=== Data lines ===
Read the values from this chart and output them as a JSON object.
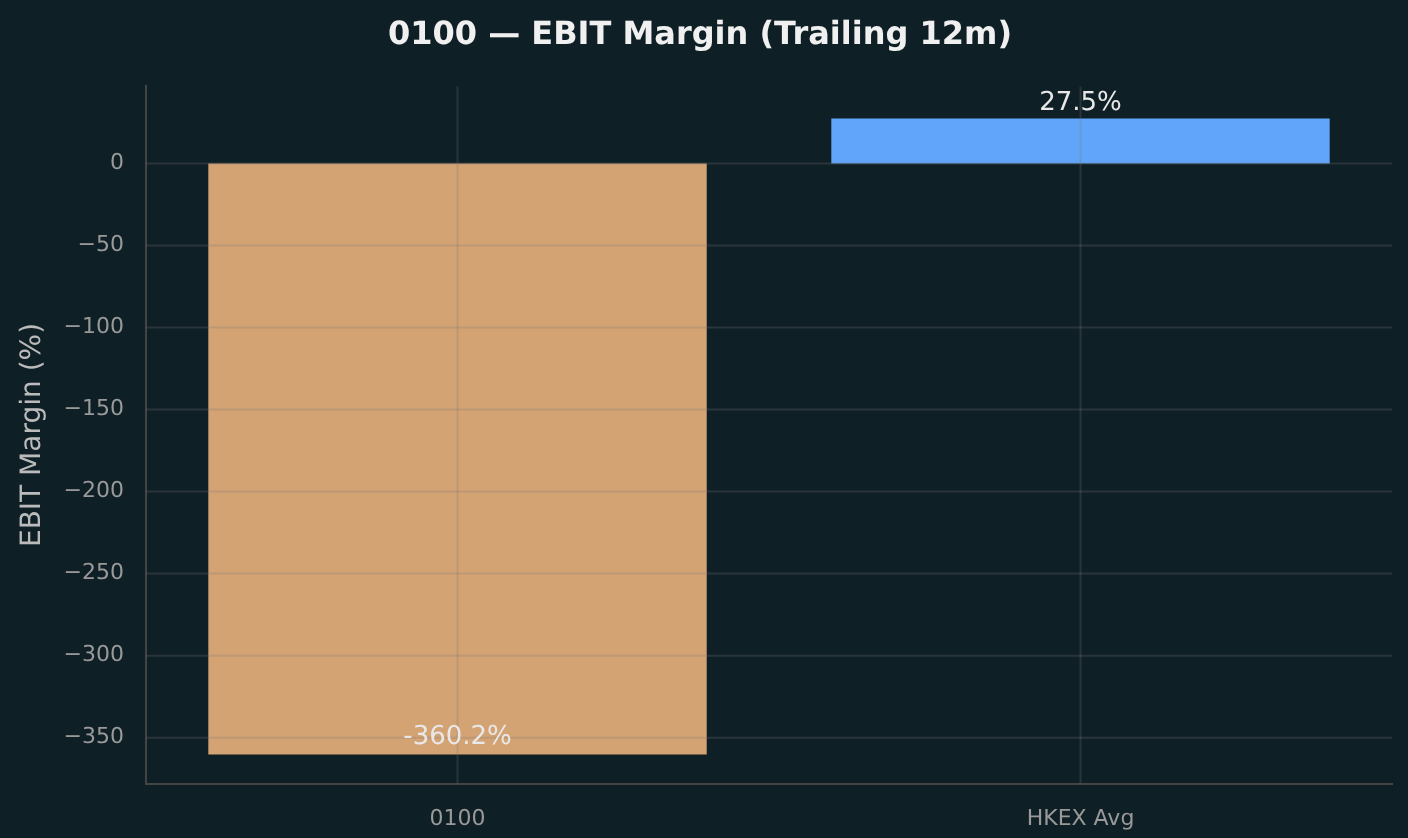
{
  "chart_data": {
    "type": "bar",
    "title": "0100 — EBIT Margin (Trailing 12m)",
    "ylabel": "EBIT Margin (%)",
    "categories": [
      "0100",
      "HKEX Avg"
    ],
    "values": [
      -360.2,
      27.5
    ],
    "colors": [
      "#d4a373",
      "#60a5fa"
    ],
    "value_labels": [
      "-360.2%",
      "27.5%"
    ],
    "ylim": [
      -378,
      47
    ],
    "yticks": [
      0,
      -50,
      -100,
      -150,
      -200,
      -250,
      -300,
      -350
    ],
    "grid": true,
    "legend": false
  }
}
* * *
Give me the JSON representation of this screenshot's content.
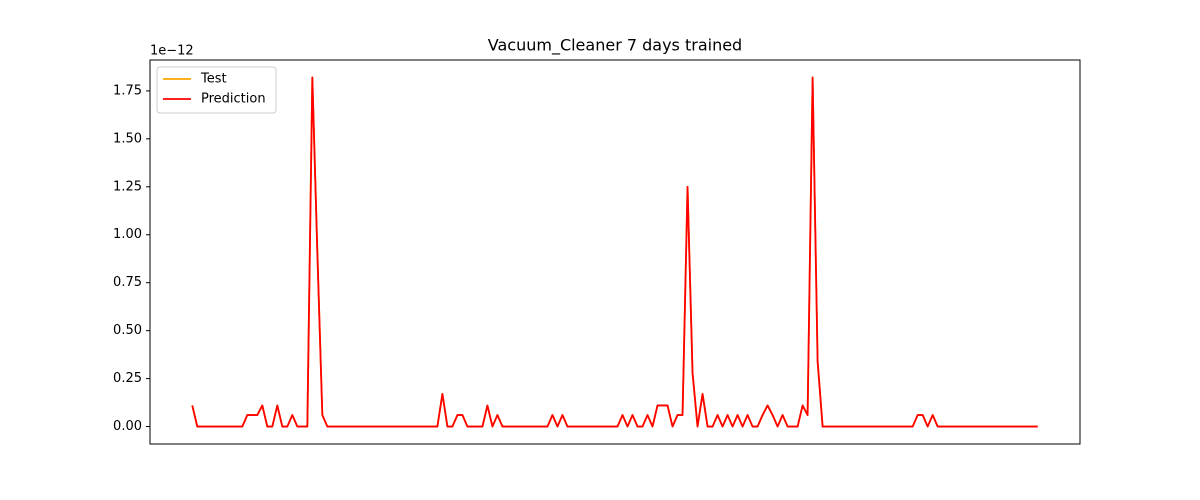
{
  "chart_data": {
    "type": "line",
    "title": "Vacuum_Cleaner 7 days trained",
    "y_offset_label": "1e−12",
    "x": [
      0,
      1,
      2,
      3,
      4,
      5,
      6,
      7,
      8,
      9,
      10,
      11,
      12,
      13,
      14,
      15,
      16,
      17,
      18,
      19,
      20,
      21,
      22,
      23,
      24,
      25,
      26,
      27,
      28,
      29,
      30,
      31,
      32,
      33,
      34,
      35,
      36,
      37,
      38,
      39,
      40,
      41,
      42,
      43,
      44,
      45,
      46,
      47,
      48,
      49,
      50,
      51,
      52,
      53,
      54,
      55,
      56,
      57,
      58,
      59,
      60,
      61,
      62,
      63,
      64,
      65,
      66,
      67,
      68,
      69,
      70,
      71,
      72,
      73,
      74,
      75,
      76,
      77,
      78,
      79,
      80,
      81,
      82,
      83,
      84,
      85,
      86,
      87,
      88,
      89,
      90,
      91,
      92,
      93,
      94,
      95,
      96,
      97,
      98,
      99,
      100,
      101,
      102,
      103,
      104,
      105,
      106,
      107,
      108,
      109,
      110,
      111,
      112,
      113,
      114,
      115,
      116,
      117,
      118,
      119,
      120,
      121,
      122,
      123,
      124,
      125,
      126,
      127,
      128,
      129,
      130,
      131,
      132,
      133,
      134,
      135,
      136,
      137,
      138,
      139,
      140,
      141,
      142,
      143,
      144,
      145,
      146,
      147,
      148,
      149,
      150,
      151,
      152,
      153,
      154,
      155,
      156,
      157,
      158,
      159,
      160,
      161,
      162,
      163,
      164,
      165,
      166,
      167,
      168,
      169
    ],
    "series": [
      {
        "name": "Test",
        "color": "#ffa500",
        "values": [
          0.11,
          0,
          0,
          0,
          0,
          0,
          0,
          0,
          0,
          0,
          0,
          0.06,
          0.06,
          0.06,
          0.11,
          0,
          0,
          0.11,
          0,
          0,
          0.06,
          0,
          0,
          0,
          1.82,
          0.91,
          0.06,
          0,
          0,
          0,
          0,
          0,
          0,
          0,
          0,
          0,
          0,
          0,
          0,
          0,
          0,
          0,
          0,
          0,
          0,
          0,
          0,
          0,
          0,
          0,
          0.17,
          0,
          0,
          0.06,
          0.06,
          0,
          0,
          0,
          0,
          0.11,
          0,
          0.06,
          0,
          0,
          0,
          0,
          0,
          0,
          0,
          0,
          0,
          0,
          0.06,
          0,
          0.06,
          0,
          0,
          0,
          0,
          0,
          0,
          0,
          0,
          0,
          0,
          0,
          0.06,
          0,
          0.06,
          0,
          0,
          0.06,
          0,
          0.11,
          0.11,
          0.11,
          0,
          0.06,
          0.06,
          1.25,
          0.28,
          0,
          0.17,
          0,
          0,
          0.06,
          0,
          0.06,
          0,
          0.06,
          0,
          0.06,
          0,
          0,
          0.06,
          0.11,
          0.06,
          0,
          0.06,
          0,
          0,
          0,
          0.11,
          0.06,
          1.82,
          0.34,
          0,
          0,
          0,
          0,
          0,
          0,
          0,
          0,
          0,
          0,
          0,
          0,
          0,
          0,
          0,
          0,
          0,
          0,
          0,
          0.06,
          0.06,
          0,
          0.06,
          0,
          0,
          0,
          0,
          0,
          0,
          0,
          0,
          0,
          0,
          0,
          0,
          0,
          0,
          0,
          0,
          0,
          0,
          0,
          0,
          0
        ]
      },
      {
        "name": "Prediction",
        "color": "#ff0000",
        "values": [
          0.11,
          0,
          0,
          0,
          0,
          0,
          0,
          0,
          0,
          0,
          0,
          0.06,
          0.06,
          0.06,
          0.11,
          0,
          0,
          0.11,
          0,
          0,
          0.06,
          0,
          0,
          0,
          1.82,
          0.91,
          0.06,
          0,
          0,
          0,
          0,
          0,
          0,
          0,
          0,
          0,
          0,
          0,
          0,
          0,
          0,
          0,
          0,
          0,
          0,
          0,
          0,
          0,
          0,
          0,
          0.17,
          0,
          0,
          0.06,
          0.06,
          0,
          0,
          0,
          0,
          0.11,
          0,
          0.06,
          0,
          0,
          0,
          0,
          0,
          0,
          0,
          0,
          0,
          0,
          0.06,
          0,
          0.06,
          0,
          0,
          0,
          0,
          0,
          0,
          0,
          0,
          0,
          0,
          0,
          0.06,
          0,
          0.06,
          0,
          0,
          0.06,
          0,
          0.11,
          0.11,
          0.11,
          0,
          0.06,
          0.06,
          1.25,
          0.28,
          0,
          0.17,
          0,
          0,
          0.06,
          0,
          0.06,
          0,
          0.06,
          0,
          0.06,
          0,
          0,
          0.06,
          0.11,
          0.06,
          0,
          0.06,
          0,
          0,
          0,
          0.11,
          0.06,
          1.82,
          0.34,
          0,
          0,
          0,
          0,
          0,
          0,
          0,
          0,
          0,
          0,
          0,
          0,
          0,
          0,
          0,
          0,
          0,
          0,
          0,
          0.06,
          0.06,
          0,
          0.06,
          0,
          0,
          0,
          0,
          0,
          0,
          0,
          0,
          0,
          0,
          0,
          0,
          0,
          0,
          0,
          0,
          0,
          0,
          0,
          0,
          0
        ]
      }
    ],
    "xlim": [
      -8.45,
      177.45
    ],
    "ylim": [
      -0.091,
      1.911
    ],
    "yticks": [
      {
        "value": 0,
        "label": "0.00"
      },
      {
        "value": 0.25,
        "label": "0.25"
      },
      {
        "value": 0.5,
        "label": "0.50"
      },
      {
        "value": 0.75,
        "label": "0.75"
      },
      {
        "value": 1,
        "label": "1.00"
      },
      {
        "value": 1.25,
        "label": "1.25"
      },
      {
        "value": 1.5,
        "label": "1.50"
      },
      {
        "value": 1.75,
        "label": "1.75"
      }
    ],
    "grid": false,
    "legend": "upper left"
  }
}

=== Task instructions ===
Look through the listing above. Pick out each line with "Margin" and copy it.

=== Problem solution ===
    "title": "0100 — EBIT Margin (Trailing 12m)",
    "ylabel": "EBIT Margin (%)",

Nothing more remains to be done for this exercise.